[WHAT YOU ARE ASKED TO DO] Find every line in the records below that holds the word "title", and copy it out.
▼
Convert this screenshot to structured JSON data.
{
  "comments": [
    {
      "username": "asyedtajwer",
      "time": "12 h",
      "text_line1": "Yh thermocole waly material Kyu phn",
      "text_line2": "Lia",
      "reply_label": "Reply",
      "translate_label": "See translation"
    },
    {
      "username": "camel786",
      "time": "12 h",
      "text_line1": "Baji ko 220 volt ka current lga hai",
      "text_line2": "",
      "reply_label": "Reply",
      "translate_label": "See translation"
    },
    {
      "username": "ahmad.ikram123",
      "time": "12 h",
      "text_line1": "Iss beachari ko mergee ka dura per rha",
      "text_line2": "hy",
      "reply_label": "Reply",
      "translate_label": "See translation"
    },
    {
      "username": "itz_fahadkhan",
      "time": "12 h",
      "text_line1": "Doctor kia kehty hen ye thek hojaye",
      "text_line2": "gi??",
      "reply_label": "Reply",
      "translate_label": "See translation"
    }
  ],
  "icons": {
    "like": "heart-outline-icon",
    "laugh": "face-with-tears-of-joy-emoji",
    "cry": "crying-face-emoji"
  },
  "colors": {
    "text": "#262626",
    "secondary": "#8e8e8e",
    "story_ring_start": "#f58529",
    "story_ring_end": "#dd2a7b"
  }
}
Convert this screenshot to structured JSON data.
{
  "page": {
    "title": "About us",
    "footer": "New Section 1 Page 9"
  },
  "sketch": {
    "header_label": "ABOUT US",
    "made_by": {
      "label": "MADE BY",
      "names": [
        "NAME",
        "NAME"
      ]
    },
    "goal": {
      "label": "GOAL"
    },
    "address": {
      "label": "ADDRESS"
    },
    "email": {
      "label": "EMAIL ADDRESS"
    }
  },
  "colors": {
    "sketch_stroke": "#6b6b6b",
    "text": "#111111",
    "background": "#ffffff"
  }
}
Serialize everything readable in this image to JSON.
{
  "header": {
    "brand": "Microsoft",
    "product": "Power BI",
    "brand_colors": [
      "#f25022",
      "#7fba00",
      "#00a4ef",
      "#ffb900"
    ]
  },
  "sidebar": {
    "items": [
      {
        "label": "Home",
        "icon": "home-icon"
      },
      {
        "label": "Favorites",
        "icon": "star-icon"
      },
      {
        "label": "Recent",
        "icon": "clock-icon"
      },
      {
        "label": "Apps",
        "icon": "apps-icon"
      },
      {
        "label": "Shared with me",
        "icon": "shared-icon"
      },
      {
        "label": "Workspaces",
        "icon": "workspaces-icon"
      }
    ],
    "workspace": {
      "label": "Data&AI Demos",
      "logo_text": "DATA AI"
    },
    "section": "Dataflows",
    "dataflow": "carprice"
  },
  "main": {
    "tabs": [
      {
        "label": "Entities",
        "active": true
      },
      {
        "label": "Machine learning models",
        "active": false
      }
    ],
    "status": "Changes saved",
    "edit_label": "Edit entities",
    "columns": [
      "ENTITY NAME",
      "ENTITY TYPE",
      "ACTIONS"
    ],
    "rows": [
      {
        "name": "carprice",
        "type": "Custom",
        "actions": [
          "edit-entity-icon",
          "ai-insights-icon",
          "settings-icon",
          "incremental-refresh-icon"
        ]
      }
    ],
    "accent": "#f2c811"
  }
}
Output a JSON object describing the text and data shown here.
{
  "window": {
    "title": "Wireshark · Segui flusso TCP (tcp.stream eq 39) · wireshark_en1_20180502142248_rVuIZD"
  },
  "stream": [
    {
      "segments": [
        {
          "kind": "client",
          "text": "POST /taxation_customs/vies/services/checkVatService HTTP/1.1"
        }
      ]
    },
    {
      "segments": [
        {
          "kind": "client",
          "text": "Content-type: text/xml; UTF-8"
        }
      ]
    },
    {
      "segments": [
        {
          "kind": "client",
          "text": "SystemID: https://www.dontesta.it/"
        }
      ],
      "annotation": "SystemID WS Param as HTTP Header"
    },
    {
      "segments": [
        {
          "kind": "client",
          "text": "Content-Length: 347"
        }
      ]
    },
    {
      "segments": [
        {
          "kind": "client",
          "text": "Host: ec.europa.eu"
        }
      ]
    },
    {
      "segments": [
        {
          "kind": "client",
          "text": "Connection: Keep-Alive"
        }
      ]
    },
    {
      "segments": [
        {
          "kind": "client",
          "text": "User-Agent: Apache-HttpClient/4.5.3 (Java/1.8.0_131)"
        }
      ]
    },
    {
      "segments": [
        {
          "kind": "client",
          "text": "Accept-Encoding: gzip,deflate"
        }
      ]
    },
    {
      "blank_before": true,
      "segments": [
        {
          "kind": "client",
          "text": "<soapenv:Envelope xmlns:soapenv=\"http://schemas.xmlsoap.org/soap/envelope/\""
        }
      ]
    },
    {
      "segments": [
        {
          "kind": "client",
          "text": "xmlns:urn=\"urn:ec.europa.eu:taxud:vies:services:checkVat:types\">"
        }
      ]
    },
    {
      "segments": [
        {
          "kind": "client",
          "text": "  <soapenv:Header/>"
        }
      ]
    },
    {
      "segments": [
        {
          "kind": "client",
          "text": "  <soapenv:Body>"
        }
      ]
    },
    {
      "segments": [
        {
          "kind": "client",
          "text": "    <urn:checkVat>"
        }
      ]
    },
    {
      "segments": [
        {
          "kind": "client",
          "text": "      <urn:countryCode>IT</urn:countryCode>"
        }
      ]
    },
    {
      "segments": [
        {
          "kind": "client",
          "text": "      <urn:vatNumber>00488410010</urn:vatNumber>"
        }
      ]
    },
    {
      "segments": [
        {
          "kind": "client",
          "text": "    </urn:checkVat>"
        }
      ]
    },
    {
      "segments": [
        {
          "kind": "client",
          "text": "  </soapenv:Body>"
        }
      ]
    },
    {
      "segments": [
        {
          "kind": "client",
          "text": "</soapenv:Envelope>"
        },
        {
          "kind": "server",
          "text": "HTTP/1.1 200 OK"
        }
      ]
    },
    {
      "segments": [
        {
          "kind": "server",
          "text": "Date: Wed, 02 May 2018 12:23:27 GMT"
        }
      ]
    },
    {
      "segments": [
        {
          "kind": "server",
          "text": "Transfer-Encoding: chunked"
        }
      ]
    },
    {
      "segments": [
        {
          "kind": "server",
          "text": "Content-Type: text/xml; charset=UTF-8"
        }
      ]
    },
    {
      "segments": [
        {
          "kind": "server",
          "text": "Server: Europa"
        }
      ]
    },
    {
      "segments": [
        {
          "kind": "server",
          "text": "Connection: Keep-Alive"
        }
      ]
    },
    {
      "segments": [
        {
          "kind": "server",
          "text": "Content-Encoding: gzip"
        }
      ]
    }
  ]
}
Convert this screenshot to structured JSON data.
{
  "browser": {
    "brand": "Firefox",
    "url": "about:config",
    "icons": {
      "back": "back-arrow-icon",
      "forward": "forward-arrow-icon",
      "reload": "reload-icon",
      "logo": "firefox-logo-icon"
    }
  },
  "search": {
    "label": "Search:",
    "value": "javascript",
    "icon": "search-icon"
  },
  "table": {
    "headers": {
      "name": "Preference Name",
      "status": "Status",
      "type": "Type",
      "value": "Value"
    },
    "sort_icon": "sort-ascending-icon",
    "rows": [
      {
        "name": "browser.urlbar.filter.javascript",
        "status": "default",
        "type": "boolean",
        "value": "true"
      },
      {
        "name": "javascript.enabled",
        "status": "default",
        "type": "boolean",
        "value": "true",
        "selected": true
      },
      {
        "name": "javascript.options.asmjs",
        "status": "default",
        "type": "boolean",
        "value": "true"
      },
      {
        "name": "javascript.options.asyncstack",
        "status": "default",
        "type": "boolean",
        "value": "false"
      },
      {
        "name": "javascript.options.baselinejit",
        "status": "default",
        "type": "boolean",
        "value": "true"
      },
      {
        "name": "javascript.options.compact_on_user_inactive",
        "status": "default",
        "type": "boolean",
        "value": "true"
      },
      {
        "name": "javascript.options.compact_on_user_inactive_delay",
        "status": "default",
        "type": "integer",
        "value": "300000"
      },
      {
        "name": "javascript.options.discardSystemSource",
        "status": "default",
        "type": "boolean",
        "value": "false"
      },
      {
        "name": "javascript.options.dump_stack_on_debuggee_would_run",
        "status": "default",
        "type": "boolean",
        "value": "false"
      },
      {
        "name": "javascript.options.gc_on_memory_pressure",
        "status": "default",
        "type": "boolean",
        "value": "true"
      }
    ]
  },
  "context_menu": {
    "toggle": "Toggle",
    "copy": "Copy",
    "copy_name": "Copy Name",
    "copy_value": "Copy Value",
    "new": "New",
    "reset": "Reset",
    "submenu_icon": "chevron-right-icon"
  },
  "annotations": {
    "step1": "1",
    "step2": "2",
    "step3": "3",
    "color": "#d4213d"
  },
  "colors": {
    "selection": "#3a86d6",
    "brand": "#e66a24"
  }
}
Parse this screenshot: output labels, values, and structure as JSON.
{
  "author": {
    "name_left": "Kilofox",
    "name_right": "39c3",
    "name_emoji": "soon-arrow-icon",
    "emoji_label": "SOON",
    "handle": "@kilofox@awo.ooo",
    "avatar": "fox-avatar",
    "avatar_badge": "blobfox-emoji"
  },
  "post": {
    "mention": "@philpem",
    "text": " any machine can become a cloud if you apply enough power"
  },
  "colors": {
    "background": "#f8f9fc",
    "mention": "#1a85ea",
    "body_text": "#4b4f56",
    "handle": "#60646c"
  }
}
▲
[RESPONSE]
    "title": "About us",
    "title": "Wireshark · Segui flusso TCP (tcp.stream eq 39) · wireshark_en1_20180502142248_rVuIZD"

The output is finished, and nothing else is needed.